**EXTRAIT DU DOCUMENT**
****************************************
Sa verve farceuse, son apparence burlesque, sa subversion des objets du quotidien, sa gestuelle presque plastique : Charlie Chaplin, et par extension son personnage-phare, Charlot, ont redéfini la comédie au cinéma. Analyse en trois parties.
Charlie Chaplin était un artiste complet qui jonglait avec différents arts au sein de ses films. Musicien, danseur, mime, acteur, scénariste, réalisateur, il a su fondre toutes ces disciplines pour créer un art cinématographique total et original. D’un point de vue technique, il privilégiait les plans larges pour mettre en valeur le mouvement et l’expressivité corporelle, et refusait les effets de caméra superflus.
L’apparition de Charlot, petit vagabond débrouillard et effronté, a trouvé un écho particulier dans le contexte de la Première Guerre mondiale. Son humour transgressif offrait alors une échappatoire au climat ambiant de souffrance et de moralisme. Ce personnage séduit par son langage corporel innovant, qui intègre la mécanique des structures filmiques et défie les conventions du jeu d’acteur traditionnel. On peut ainsi lire dans Modernités de Charlie Chaplin (Les Impressions nouvelles, 2022) : « Le gestus de Chaplin […] décompose le mouvement expressif de l’homme en une suite d’innervations infimes » et révèle ainsi la « loi du déroulement des images dans le film au rang de loi de la motricité de l’homme ».
****************************************
**LIGNES EXTRAITES**
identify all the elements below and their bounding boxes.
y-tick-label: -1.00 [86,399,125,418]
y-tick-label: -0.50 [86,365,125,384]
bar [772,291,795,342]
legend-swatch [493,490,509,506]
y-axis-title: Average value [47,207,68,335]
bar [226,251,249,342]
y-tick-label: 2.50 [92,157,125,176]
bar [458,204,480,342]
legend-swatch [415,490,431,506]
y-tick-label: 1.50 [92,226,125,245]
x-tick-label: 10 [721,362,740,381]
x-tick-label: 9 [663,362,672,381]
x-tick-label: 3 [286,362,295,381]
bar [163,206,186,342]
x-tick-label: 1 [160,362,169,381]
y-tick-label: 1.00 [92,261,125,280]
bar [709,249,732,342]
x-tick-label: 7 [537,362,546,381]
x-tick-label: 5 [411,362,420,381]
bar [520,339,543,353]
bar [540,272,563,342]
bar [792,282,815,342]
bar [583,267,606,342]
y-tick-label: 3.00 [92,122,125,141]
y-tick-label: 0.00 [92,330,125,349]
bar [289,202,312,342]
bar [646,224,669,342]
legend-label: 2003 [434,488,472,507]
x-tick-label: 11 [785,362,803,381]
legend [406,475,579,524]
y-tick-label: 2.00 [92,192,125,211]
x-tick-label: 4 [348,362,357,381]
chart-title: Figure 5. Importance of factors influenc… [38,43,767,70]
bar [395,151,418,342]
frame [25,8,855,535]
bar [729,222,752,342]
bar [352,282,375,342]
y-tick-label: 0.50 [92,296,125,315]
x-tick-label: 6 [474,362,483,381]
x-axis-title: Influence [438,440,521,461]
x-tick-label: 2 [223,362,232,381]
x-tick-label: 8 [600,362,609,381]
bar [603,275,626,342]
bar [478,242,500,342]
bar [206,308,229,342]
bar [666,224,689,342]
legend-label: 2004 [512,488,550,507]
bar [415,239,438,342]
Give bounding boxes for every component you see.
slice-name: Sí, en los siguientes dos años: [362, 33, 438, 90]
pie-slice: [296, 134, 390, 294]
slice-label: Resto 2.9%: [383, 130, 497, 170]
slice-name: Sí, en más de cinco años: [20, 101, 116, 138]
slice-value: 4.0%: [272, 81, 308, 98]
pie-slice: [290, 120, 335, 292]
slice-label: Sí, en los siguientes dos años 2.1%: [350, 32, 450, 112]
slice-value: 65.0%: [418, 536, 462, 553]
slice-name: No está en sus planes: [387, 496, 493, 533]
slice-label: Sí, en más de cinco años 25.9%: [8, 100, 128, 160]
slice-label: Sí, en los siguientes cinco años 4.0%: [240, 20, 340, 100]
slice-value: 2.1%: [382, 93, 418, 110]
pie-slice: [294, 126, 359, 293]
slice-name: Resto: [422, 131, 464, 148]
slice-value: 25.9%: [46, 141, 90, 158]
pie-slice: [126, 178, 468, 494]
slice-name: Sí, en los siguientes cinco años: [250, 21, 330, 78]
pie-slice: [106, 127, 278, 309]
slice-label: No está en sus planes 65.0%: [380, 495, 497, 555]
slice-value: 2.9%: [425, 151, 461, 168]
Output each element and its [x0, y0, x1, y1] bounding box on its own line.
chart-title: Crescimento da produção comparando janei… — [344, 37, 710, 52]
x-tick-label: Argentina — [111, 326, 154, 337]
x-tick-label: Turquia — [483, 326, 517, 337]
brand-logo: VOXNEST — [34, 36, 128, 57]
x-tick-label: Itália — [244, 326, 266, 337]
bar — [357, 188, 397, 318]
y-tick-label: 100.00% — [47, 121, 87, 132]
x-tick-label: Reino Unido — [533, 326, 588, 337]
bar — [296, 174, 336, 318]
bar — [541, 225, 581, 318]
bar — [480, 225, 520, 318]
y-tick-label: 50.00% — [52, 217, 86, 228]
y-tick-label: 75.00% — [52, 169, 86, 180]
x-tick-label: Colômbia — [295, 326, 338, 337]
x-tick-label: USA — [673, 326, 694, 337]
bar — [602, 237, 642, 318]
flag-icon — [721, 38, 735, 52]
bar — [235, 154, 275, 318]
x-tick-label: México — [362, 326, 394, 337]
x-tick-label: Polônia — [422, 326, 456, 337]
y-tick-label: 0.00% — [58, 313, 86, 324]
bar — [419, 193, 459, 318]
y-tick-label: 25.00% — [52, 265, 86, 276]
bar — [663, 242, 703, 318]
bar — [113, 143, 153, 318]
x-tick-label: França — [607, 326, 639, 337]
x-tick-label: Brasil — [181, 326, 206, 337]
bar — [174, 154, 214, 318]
****************************************
**CONSIGNE**
Reprenez le texte sur Charlie Chaplin à la suite de sa dernière phrase. Les lignes forment un matériau à part, sans lien avec le texte sur Charlie Chaplin.

**CORRIGÉ**
Dès ses débuts, le personnage de Charlot fascine les artistes d’avant-garde (Dada, surréalisme), qui voient en lui une incarnation de leurs propres préoccupations artistiques et une critique acerbe de la modernité. L’utilisation des objets par Charlot, qui les détourne de leur fonction première pour en faire des outils comiques et poétiques, fascine ces artistes. Toujours dans Modernités de Charlie Chaplin, on lit ainsi qu’il « ignore l’accessoire. […] Ses films sont une suite hallucinante d’inventions de rire qu’il prend dans les objets qui lui tombent sous la main ». On ne compte en effet plus les fois où Charlot, pour se sortir d’une posture délicate, emploie un objet à d’autres fins que celles pour lesquelles il a été initialement conçu.
Le personnage de Charlot, avec ses transformations et son androgynie, tend à brouiller les frontières entre les genres et les identités. « Il incarne l’alliance des opposés que rend possible la figure de style de l’oxymore en rapprochant deux termes apparemment contradictoires au sein d’un même objet. » Maquillé, travesti, camouflé, Charlie Chaplin abandonne régulièrement son unicité pour endosser d’autres costumes, dans lesquels il va sans mal s’épanouir.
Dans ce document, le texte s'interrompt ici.